→ **Stated goal**
Word for word, quote all of the material, omitting the pictures.

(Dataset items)
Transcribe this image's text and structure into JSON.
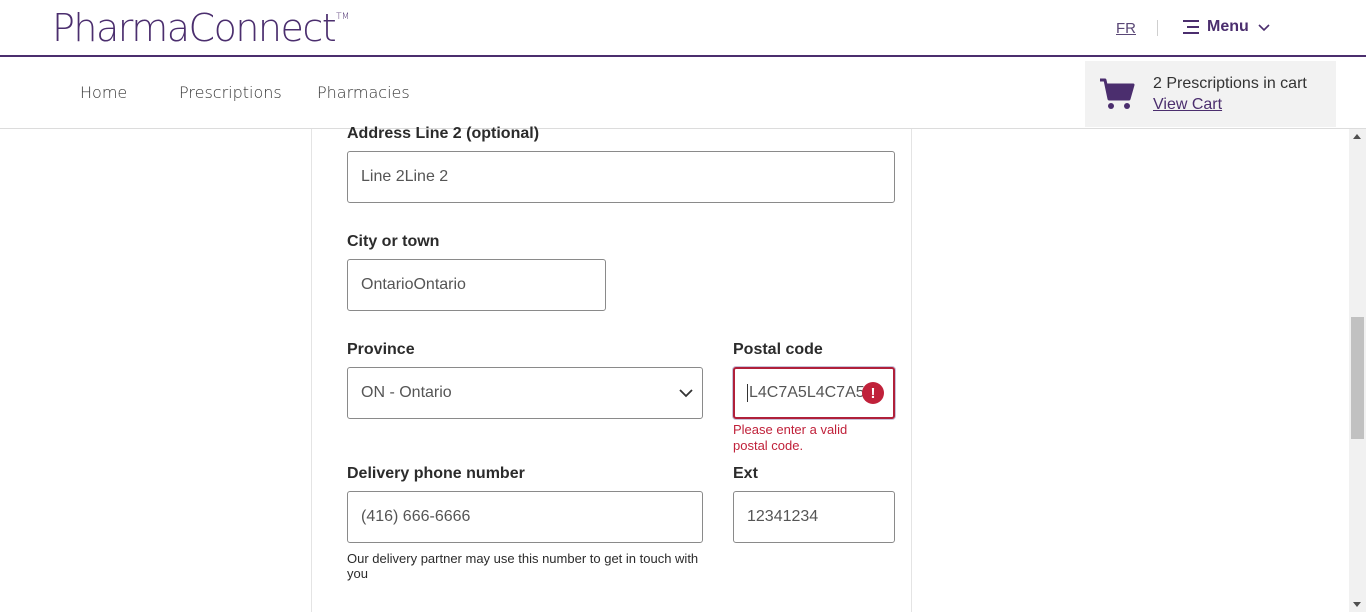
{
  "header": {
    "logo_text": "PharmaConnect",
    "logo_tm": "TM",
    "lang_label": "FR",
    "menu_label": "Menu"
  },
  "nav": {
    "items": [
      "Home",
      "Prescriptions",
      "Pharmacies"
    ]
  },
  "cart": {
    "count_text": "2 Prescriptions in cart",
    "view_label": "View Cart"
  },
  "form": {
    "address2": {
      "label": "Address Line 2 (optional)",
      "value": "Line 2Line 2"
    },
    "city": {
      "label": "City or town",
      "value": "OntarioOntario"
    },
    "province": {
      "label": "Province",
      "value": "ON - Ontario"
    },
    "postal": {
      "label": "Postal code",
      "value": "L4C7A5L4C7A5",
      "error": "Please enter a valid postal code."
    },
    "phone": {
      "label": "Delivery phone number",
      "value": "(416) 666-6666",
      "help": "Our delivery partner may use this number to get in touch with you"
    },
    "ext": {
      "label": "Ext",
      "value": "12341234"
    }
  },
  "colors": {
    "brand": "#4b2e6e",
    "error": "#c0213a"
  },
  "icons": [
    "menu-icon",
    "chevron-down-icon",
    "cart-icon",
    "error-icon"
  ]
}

→ **Response to this exercise**
Transcribe this image's text and structure into JSON.
{
  "header": {
    "logo_text": "PharmaConnect",
    "logo_tm": "TM",
    "lang_label": "FR",
    "menu_label": "Menu"
  },
  "nav": {
    "items": [
      "Home",
      "Prescriptions",
      "Pharmacies"
    ]
  },
  "cart": {
    "count_text": "2 Prescriptions in cart",
    "view_label": "View Cart"
  },
  "form": {
    "address2": {
      "label": "Address Line 2 (optional)",
      "value": "Line 2Line 2"
    },
    "city": {
      "label": "City or town",
      "value": "OntarioOntario"
    },
    "province": {
      "label": "Province",
      "value": "ON - Ontario"
    },
    "postal": {
      "label": "Postal code",
      "value": "L4C7A5L4C7A5",
      "error": "Please enter a valid postal code."
    },
    "phone": {
      "label": "Delivery phone number",
      "value": "(416) 666-6666",
      "help": "Our delivery partner may use this number to get in touch with you"
    },
    "ext": {
      "label": "Ext",
      "value": "12341234"
    }
  },
  "colors": {
    "brand": "#4b2e6e",
    "error": "#c0213a"
  },
  "icons": [
    "menu-icon",
    "chevron-down-icon",
    "cart-icon",
    "error-icon"
  ]
}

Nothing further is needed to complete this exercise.